To be done: Find how many lines in the material contain "Read"; your answer should be that number alone.

Records to process:

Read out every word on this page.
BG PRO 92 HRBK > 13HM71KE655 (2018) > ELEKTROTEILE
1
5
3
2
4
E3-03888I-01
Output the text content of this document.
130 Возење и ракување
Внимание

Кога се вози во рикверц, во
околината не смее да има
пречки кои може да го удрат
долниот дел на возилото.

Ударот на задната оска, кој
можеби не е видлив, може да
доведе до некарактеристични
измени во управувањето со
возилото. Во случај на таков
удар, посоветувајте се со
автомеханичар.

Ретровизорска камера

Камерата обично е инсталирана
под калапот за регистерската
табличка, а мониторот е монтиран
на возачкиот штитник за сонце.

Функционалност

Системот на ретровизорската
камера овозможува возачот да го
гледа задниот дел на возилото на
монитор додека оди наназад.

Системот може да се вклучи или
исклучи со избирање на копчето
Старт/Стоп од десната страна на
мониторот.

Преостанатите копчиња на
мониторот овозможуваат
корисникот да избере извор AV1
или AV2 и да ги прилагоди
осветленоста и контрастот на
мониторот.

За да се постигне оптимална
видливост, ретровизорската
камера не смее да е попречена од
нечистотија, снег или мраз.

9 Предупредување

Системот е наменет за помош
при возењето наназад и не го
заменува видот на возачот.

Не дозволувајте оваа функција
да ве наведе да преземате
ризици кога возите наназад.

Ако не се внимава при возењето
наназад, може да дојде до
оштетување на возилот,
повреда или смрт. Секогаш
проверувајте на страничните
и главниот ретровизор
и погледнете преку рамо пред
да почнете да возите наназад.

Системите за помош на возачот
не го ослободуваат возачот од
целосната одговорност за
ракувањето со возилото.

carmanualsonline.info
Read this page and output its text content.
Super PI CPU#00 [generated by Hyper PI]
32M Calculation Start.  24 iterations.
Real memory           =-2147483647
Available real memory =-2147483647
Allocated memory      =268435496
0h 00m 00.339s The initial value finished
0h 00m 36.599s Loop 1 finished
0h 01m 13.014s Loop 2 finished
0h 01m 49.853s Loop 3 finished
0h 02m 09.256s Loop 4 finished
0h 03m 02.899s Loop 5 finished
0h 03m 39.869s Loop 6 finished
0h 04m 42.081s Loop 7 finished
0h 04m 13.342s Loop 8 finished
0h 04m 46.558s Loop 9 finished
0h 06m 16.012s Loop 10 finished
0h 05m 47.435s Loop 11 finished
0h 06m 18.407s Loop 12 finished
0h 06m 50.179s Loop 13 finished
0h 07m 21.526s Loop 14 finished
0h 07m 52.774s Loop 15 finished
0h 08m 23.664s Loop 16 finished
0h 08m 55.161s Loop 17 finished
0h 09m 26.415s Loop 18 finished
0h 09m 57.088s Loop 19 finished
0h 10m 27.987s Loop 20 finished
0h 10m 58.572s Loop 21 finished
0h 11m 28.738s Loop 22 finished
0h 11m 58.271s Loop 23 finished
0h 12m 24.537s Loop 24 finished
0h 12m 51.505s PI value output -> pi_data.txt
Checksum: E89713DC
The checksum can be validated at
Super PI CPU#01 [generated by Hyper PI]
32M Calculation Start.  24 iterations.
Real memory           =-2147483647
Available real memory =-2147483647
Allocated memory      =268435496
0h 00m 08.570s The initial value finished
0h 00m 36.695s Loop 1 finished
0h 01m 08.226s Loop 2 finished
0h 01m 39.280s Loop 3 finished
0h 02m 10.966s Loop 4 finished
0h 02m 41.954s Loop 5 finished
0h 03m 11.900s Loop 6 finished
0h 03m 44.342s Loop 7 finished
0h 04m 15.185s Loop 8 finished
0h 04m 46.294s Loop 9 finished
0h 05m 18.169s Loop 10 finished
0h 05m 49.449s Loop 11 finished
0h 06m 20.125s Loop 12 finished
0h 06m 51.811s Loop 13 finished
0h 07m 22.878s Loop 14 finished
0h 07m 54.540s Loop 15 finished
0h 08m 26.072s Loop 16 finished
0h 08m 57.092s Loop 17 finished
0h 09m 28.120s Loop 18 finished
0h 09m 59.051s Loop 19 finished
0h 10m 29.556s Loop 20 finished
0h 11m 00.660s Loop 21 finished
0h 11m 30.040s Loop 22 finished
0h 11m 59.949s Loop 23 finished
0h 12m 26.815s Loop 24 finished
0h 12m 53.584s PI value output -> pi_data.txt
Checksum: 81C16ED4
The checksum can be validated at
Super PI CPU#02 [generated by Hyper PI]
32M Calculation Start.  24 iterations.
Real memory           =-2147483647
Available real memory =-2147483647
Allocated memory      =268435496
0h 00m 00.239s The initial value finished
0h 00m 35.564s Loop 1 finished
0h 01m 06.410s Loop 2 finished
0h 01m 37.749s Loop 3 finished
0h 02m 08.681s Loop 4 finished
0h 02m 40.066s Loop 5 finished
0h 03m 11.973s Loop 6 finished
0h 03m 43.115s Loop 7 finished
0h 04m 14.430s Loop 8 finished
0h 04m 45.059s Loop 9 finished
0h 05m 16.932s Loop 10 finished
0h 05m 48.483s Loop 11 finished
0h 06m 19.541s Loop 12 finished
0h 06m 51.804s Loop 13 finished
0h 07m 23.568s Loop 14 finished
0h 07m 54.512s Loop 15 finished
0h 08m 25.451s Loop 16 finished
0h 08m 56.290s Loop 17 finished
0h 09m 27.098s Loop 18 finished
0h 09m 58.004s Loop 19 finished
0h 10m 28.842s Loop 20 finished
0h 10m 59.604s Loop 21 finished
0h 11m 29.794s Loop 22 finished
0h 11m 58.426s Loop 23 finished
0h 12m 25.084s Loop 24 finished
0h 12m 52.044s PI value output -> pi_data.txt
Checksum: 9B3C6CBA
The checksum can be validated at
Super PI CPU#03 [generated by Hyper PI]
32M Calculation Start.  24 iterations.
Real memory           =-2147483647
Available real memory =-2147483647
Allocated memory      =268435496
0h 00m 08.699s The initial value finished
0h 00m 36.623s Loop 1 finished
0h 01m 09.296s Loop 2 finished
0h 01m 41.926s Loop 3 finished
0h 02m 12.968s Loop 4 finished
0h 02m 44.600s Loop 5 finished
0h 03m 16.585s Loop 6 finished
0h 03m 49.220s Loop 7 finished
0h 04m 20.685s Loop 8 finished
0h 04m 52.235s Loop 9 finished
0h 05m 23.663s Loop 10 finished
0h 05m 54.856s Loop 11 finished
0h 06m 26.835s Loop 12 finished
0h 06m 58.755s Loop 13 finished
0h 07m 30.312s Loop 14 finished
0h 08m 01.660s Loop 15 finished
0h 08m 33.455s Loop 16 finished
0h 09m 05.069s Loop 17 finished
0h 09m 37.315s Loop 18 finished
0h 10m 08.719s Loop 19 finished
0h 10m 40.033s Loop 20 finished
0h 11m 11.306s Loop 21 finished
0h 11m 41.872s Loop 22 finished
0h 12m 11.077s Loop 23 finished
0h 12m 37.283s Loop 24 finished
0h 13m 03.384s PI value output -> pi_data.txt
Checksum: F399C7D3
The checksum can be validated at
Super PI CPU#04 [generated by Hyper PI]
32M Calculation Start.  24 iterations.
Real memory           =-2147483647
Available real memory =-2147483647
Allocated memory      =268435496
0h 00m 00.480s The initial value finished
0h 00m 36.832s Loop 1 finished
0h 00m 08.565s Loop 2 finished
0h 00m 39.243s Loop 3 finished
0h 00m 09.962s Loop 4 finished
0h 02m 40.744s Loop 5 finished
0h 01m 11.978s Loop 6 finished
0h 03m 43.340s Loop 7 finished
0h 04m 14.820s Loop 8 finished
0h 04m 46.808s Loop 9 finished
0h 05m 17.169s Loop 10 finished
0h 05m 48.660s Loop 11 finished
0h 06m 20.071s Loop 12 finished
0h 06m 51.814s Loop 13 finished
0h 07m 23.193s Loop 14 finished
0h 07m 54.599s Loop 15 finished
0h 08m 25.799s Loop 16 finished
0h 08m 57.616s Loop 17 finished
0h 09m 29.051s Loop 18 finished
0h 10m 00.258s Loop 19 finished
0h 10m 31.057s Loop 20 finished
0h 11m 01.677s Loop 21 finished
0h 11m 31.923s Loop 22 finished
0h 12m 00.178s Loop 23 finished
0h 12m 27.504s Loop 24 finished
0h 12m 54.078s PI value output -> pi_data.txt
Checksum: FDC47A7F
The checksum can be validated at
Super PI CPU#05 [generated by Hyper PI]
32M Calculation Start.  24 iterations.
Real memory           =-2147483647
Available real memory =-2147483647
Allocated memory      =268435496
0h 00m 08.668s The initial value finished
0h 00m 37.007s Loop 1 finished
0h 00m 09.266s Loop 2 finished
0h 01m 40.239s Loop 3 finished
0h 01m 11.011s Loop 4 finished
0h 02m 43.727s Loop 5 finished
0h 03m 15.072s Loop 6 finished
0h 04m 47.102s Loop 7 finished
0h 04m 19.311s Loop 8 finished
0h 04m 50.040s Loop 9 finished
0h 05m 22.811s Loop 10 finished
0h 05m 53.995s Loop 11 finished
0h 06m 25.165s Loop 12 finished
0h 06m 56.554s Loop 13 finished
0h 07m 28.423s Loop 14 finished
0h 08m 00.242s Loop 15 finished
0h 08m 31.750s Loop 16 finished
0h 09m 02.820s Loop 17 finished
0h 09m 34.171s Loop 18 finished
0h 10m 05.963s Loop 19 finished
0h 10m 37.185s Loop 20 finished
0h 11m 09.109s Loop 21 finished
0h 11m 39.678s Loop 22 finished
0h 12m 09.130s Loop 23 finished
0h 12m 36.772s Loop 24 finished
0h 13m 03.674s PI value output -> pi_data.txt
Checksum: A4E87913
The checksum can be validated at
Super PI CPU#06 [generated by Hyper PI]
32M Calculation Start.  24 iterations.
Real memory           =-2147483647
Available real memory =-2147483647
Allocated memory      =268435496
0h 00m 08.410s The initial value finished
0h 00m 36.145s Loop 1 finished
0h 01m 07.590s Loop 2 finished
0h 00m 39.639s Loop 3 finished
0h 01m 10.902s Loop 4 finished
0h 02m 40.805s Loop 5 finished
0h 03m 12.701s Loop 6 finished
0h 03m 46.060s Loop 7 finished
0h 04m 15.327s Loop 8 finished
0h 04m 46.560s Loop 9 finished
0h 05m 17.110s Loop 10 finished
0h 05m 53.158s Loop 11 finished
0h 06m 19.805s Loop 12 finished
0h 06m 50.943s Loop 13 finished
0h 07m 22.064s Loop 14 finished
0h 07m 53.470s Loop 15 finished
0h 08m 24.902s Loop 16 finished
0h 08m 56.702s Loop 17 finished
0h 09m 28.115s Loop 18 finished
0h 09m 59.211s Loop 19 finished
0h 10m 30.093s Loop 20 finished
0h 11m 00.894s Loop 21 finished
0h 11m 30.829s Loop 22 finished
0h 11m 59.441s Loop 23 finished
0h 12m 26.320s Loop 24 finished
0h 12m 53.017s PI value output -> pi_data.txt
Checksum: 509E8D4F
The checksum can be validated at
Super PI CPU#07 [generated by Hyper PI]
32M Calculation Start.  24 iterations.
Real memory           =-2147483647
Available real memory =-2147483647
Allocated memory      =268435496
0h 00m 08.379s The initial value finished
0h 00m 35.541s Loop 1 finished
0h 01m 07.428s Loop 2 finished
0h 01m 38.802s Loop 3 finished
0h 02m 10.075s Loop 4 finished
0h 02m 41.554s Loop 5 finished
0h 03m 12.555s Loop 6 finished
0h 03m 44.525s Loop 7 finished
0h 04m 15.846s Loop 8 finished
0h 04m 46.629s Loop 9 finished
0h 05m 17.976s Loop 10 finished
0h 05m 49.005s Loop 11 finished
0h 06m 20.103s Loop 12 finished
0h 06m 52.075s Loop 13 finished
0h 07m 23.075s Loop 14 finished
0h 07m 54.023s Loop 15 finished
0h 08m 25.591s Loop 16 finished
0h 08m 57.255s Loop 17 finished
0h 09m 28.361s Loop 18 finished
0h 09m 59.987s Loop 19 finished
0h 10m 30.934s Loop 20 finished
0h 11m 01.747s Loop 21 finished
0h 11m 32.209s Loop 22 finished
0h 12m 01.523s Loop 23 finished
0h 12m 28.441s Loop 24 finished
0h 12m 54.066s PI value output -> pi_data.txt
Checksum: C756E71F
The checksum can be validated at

Result of the task: 2